> [TASK REQUIREMENTS]: Give the material again in full, matching it exactly.

-- START OF RECORDS TO USE --

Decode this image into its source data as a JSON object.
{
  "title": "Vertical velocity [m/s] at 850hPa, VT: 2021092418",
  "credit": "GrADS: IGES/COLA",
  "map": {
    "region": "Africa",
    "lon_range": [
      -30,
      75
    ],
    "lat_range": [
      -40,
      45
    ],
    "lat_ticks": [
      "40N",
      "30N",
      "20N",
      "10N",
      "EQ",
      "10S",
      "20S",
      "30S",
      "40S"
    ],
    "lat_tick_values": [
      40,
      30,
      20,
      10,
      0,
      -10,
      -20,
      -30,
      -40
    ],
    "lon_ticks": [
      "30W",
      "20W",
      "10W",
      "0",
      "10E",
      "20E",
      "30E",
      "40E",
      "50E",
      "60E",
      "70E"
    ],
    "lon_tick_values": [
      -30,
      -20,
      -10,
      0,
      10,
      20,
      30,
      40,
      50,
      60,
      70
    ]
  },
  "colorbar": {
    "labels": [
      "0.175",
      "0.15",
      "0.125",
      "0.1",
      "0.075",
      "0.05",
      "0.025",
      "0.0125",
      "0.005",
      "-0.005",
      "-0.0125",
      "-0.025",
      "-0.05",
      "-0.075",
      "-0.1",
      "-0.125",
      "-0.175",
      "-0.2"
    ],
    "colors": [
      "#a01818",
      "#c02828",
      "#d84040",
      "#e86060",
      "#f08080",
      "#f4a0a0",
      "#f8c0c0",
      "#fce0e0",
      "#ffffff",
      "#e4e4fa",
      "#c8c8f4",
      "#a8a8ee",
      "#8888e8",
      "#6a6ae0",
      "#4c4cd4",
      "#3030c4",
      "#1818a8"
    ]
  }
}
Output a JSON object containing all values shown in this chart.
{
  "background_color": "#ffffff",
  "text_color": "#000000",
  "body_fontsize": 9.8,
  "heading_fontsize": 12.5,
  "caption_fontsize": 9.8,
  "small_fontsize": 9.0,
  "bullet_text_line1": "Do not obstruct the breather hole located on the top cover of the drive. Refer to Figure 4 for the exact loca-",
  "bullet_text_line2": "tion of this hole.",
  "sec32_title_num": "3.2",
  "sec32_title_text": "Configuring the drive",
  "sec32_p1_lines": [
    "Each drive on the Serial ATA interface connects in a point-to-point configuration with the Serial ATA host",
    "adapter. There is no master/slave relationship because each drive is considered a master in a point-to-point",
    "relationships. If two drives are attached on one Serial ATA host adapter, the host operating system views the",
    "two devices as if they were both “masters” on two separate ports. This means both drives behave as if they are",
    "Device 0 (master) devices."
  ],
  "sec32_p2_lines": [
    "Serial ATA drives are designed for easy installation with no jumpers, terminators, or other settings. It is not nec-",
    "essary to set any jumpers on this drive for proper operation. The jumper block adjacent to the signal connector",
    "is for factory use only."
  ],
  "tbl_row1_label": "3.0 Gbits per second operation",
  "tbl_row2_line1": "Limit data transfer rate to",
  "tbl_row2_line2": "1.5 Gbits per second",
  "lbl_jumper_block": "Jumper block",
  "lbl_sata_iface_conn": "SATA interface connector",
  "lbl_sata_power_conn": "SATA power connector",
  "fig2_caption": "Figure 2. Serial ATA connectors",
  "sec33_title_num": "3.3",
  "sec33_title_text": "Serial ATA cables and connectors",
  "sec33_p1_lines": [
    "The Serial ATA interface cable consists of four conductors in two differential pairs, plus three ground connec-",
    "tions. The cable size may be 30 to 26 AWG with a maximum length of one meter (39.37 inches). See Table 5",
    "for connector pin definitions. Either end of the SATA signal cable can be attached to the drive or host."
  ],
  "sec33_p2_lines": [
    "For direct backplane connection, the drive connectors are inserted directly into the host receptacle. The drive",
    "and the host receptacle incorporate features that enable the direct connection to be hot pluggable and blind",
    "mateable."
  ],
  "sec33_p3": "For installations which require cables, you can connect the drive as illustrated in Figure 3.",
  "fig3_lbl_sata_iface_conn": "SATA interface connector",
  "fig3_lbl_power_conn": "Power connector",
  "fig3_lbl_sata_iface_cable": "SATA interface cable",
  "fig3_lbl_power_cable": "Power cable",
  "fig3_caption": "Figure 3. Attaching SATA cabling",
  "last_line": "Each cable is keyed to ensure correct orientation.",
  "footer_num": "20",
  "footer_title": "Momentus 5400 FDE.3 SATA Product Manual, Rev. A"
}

-- END OF RECORDS TO USE --

> [SOLUTION BELOW]:
Decode this image into its source data as a JSON object.
{
  "title": "Vertical velocity [m/s] at 850hPa, VT: 2021092418",
  "credit": "GrADS: IGES/COLA",
  "map": {
    "region": "Africa",
    "lon_range": [
      -30,
      75
    ],
    "lat_range": [
      -40,
      45
    ],
    "lat_ticks": [
      "40N",
      "30N",
      "20N",
      "10N",
      "EQ",
      "10S",
      "20S",
      "30S",
      "40S"
    ],
    "lat_tick_values": [
      40,
      30,
      20,
      10,
      0,
      -10,
      -20,
      -30,
      -40
    ],
    "lon_ticks": [
      "30W",
      "20W",
      "10W",
      "0",
      "10E",
      "20E",
      "30E",
      "40E",
      "50E",
      "60E",
      "70E"
    ],
    "lon_tick_values": [
      -30,
      -20,
      -10,
      0,
      10,
      20,
      30,
      40,
      50,
      60,
      70
    ]
  },
  "colorbar": {
    "labels": [
      "0.175",
      "0.15",
      "0.125",
      "0.1",
      "0.075",
      "0.05",
      "0.025",
      "0.0125",
      "0.005",
      "-0.005",
      "-0.0125",
      "-0.025",
      "-0.05",
      "-0.075",
      "-0.1",
      "-0.125",
      "-0.175",
      "-0.2"
    ],
    "colors": [
      "#a01818",
      "#c02828",
      "#d84040",
      "#e86060",
      "#f08080",
      "#f4a0a0",
      "#f8c0c0",
      "#fce0e0",
      "#ffffff",
      "#e4e4fa",
      "#c8c8f4",
      "#a8a8ee",
      "#8888e8",
      "#6a6ae0",
      "#4c4cd4",
      "#3030c4",
      "#1818a8"
    ]
  }
}
Output a JSON object containing all values shown in this chart.
{
  "background_color": "#ffffff",
  "text_color": "#000000",
  "body_fontsize": 9.8,
  "heading_fontsize": 12.5,
  "caption_fontsize": 9.8,
  "small_fontsize": 9.0,
  "bullet_text_line1": "Do not obstruct the breather hole located on the top cover of the drive. Refer to Figure 4 for the exact loca-",
  "bullet_text_line2": "tion of this hole.",
  "sec32_title_num": "3.2",
  "sec32_title_text": "Configuring the drive",
  "sec32_p1_lines": [
    "Each drive on the Serial ATA interface connects in a point-to-point configuration with the Serial ATA host",
    "adapter. There is no master/slave relationship because each drive is considered a master in a point-to-point",
    "relationships. If two drives are attached on one Serial ATA host adapter, the host operating system views the",
    "two devices as if they were both “masters” on two separate ports. This means both drives behave as if they are",
    "Device 0 (master) devices."
  ],
  "sec32_p2_lines": [
    "Serial ATA drives are designed for easy installation with no jumpers, terminators, or other settings. It is not nec-",
    "essary to set any jumpers on this drive for proper operation. The jumper block adjacent to the signal connector",
    "is for factory use only."
  ],
  "tbl_row1_label": "3.0 Gbits per second operation",
  "tbl_row2_line1": "Limit data transfer rate to",
  "tbl_row2_line2": "1.5 Gbits per second",
  "lbl_jumper_block": "Jumper block",
  "lbl_sata_iface_conn": "SATA interface connector",
  "lbl_sata_power_conn": "SATA power connector",
  "fig2_caption": "Figure 2. Serial ATA connectors",
  "sec33_title_num": "3.3",
  "sec33_title_text": "Serial ATA cables and connectors",
  "sec33_p1_lines": [
    "The Serial ATA interface cable consists of four conductors in two differential pairs, plus three ground connec-",
    "tions. The cable size may be 30 to 26 AWG with a maximum length of one meter (39.37 inches). See Table 5",
    "for connector pin definitions. Either end of the SATA signal cable can be attached to the drive or host."
  ],
  "sec33_p2_lines": [
    "For direct backplane connection, the drive connectors are inserted directly into the host receptacle. The drive",
    "and the host receptacle incorporate features that enable the direct connection to be hot pluggable and blind",
    "mateable."
  ],
  "sec33_p3": "For installations which require cables, you can connect the drive as illustrated in Figure 3.",
  "fig3_lbl_sata_iface_conn": "SATA interface connector",
  "fig3_lbl_power_conn": "Power connector",
  "fig3_lbl_sata_iface_cable": "SATA interface cable",
  "fig3_lbl_power_cable": "Power cable",
  "fig3_caption": "Figure 3. Attaching SATA cabling",
  "last_line": "Each cable is keyed to ensure correct orientation.",
  "footer_num": "20",
  "footer_title": "Momentus 5400 FDE.3 SATA Product Manual, Rev. A"
}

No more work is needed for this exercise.